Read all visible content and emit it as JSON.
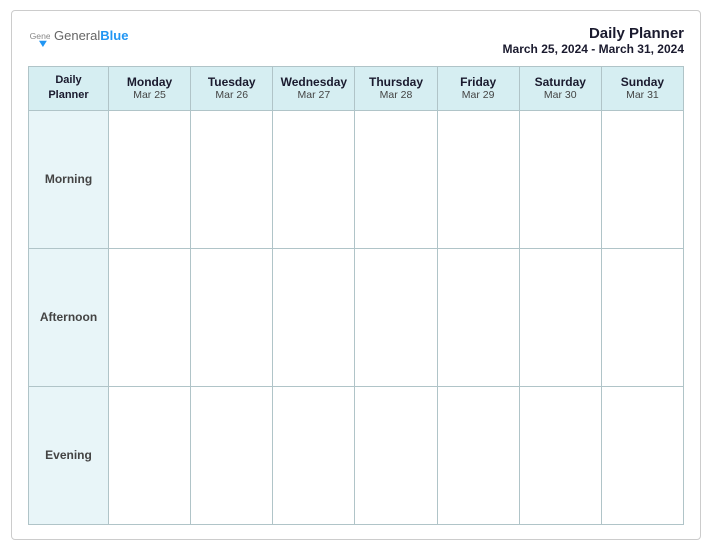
{
  "header": {
    "logo_general": "General",
    "logo_blue": "Blue",
    "title": "Daily Planner",
    "subtitle": "March 25, 2024 - March 31, 2024"
  },
  "table": {
    "header_label_line1": "Daily",
    "header_label_line2": "Planner",
    "columns": [
      {
        "day": "Monday",
        "date": "Mar 25"
      },
      {
        "day": "Tuesday",
        "date": "Mar 26"
      },
      {
        "day": "Wednesday",
        "date": "Mar 27"
      },
      {
        "day": "Thursday",
        "date": "Mar 28"
      },
      {
        "day": "Friday",
        "date": "Mar 29"
      },
      {
        "day": "Saturday",
        "date": "Mar 30"
      },
      {
        "day": "Sunday",
        "date": "Mar 31"
      }
    ],
    "rows": [
      {
        "label": "Morning"
      },
      {
        "label": "Afternoon"
      },
      {
        "label": "Evening"
      }
    ]
  }
}
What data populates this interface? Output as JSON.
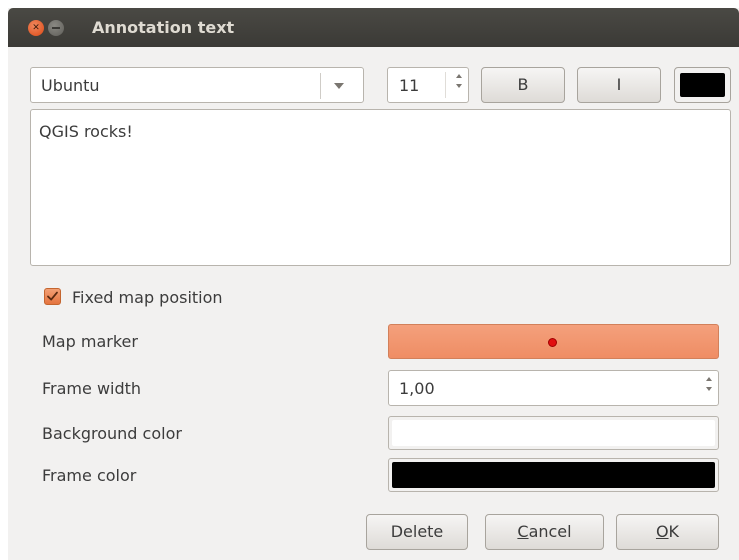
{
  "window": {
    "title": "Annotation text"
  },
  "toolbar": {
    "font_family": "Ubuntu",
    "font_size": "11",
    "bold_label": "B",
    "italic_label": "I",
    "text_color": "#000000"
  },
  "editor": {
    "text": "QGIS rocks!"
  },
  "options": {
    "fixed_map_position_label": "Fixed map position",
    "fixed_map_position_checked": true,
    "map_marker_label": "Map marker",
    "map_marker_color": "#e11010",
    "frame_width_label": "Frame width",
    "frame_width_value": "1,00",
    "background_color_label": "Background color",
    "background_color": "#ffffff",
    "frame_color_label": "Frame color",
    "frame_color": "#000000"
  },
  "buttons": {
    "delete_label": "Delete",
    "cancel_first": "C",
    "cancel_rest": "ancel",
    "ok_first": "O",
    "ok_rest": "K"
  }
}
■ ■ ■ ■ ■
THE EXERCISE: Excluding the pictures, reproduce every entry exactly as given.

SOLUTION TO THIS TASK:
Read all visible content and emit it as JSON.
{
  "header": {
    "logo_general": "General",
    "logo_blue": "Blue",
    "title": "Daily Planner",
    "subtitle": "March 25, 2024 - March 31, 2024"
  },
  "table": {
    "header_label_line1": "Daily",
    "header_label_line2": "Planner",
    "columns": [
      {
        "day": "Monday",
        "date": "Mar 25"
      },
      {
        "day": "Tuesday",
        "date": "Mar 26"
      },
      {
        "day": "Wednesday",
        "date": "Mar 27"
      },
      {
        "day": "Thursday",
        "date": "Mar 28"
      },
      {
        "day": "Friday",
        "date": "Mar 29"
      },
      {
        "day": "Saturday",
        "date": "Mar 30"
      },
      {
        "day": "Sunday",
        "date": "Mar 31"
      }
    ],
    "rows": [
      {
        "label": "Morning"
      },
      {
        "label": "Afternoon"
      },
      {
        "label": "Evening"
      }
    ]
  }
}
What data populates this interface? Output as JSON.
{
  "window": {
    "title": "Annotation text"
  },
  "toolbar": {
    "font_family": "Ubuntu",
    "font_size": "11",
    "bold_label": "B",
    "italic_label": "I",
    "text_color": "#000000"
  },
  "editor": {
    "text": "QGIS rocks!"
  },
  "options": {
    "fixed_map_position_label": "Fixed map position",
    "fixed_map_position_checked": true,
    "map_marker_label": "Map marker",
    "map_marker_color": "#e11010",
    "frame_width_label": "Frame width",
    "frame_width_value": "1,00",
    "background_color_label": "Background color",
    "background_color": "#ffffff",
    "frame_color_label": "Frame color",
    "frame_color": "#000000"
  },
  "buttons": {
    "delete_label": "Delete",
    "cancel_first": "C",
    "cancel_rest": "ancel",
    "ok_first": "O",
    "ok_rest": "K"
  }
}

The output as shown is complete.